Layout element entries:

-----

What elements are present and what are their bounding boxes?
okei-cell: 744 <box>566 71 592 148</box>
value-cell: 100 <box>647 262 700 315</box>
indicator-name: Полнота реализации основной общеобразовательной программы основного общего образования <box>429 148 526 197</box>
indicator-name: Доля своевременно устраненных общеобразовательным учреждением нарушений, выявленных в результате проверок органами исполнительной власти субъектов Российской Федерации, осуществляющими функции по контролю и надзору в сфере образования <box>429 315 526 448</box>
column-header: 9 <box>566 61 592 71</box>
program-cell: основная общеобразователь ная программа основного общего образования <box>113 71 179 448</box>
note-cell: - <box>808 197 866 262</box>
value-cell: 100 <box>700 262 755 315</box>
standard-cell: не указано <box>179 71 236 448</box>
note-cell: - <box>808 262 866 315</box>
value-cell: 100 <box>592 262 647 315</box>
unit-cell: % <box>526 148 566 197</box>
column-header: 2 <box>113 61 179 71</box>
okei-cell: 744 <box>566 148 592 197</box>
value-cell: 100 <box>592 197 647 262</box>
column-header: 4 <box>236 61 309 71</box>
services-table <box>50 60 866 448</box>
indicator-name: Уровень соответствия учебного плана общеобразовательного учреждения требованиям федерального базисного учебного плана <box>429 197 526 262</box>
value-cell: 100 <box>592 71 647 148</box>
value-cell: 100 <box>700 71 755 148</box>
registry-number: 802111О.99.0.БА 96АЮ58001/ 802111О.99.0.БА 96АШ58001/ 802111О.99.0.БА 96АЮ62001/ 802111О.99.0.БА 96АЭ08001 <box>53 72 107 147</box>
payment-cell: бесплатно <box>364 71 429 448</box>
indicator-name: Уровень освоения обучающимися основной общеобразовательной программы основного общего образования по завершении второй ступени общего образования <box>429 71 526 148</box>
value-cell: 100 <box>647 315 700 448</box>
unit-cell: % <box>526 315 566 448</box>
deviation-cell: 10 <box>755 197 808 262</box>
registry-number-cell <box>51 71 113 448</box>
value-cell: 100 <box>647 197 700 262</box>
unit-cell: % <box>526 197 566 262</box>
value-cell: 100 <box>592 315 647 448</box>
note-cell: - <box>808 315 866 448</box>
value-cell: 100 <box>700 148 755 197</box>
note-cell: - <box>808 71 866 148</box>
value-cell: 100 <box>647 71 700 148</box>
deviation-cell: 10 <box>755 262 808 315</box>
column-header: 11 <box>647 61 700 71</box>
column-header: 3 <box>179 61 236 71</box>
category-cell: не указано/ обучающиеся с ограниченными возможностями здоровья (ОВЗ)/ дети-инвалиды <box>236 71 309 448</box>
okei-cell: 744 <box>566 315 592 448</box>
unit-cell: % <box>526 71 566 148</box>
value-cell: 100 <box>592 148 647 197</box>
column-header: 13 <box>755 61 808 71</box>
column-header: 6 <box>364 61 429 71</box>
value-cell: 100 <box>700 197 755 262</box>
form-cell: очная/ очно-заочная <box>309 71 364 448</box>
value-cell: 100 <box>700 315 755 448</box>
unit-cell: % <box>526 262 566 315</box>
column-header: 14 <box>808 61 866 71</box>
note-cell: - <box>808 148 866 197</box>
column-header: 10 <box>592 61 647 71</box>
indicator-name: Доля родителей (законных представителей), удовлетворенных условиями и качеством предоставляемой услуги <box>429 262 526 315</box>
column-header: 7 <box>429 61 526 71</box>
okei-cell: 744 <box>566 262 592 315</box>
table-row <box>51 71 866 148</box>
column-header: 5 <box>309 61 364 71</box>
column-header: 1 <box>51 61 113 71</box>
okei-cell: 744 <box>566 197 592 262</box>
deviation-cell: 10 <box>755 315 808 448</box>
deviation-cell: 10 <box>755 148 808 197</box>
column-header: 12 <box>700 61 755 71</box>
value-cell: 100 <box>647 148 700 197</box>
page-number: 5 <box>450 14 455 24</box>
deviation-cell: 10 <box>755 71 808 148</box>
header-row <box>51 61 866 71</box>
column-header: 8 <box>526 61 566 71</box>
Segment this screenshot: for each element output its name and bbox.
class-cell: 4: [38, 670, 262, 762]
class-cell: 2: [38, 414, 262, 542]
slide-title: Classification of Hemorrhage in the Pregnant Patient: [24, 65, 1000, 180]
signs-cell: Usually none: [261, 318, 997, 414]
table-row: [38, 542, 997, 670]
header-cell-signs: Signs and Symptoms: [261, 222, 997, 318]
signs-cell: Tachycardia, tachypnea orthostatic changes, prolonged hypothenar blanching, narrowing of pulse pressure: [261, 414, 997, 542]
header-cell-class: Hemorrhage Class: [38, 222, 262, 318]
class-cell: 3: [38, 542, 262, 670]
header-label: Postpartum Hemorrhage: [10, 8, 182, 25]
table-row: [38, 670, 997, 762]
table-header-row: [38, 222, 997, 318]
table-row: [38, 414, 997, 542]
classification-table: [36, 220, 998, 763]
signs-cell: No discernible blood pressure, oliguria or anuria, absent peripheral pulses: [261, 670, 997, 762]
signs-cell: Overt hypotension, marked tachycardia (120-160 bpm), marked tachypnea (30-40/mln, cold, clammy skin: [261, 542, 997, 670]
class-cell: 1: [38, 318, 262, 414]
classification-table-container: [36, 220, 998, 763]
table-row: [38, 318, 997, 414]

-----

(Challenge):
Count the lines in the items above that contain the string "Hemorrhage". Give only the number.

(Final result):
3